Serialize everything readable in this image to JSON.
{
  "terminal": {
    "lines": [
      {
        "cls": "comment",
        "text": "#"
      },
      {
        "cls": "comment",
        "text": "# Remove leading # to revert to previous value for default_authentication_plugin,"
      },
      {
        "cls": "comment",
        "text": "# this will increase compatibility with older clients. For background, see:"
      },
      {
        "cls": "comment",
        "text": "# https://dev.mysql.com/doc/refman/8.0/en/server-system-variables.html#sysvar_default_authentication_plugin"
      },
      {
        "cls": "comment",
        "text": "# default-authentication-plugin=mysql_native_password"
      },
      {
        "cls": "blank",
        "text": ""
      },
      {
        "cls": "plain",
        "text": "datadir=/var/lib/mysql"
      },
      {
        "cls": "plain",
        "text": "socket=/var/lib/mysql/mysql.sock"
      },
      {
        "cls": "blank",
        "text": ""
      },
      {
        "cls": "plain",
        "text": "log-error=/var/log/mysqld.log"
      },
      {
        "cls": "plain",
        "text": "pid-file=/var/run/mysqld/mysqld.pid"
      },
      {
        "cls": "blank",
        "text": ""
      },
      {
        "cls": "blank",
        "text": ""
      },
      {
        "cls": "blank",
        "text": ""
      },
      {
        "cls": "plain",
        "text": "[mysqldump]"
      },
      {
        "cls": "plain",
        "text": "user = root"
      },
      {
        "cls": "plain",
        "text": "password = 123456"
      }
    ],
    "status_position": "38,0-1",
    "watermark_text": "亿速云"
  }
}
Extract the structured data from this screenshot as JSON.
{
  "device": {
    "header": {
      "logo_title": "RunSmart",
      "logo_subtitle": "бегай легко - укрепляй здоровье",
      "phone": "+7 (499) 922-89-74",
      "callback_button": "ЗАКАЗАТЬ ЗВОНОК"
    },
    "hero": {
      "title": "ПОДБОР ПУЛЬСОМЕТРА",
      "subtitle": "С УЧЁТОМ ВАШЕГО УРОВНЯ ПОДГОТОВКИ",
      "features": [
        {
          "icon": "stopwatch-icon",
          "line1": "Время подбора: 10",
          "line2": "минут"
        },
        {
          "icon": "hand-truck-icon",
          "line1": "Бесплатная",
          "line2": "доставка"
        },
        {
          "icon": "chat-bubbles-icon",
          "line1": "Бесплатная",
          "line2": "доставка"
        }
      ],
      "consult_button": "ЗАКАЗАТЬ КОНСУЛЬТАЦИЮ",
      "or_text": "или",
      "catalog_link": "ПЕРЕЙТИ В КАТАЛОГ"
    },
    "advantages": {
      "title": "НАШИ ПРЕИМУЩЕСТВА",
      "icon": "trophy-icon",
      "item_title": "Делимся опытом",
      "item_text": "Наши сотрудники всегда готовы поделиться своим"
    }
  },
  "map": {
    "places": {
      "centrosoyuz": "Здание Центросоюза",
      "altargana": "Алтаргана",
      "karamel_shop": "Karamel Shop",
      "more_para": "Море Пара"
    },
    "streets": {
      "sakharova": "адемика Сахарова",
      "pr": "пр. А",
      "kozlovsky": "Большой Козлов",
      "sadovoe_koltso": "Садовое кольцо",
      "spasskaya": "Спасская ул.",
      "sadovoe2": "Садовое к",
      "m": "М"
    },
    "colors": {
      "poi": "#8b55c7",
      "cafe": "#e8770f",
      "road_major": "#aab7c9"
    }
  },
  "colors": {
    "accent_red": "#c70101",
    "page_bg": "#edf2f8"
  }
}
+---+
Find the line that contains "Extract the structured". Repeat it and every line after it, exactly as written, up to and including the last line of the records above.

▶ _Correct result_
Extract the structured data from this screenshot as JSON.
{
  "device": {
    "header": {
      "logo_title": "RunSmart",
      "logo_subtitle": "бегай легко - укрепляй здоровье",
      "phone": "+7 (499) 922-89-74",
      "callback_button": "ЗАКАЗАТЬ ЗВОНОК"
    },
    "hero": {
      "title": "ПОДБОР ПУЛЬСОМЕТРА",
      "subtitle": "С УЧЁТОМ ВАШЕГО УРОВНЯ ПОДГОТОВКИ",
      "features": [
        {
          "icon": "stopwatch-icon",
          "line1": "Время подбора: 10",
          "line2": "минут"
        },
        {
          "icon": "hand-truck-icon",
          "line1": "Бесплатная",
          "line2": "доставка"
        },
        {
          "icon": "chat-bubbles-icon",
          "line1": "Бесплатная",
          "line2": "доставка"
        }
      ],
      "consult_button": "ЗАКАЗАТЬ КОНСУЛЬТАЦИЮ",
      "or_text": "или",
      "catalog_link": "ПЕРЕЙТИ В КАТАЛОГ"
    },
    "advantages": {
      "title": "НАШИ ПРЕИМУЩЕСТВА",
      "icon": "trophy-icon",
      "item_title": "Делимся опытом",
      "item_text": "Наши сотрудники всегда готовы поделиться своим"
    }
  },
  "map": {
    "places": {
      "centrosoyuz": "Здание Центросоюза",
      "altargana": "Алтаргана",
      "karamel_shop": "Karamel Shop",
      "more_para": "Море Пара"
    },
    "streets": {
      "sakharova": "адемика Сахарова",
      "pr": "пр. А",
      "kozlovsky": "Большой Козлов",
      "sadovoe_koltso": "Садовое кольцо",
      "spasskaya": "Спасская ул.",
      "sadovoe2": "Садовое к",
      "m": "М"
    },
    "colors": {
      "poi": "#8b55c7",
      "cafe": "#e8770f",
      "road_major": "#aab7c9"
    }
  },
  "colors": {
    "accent_red": "#c70101",
    "page_bg": "#edf2f8"
  }
}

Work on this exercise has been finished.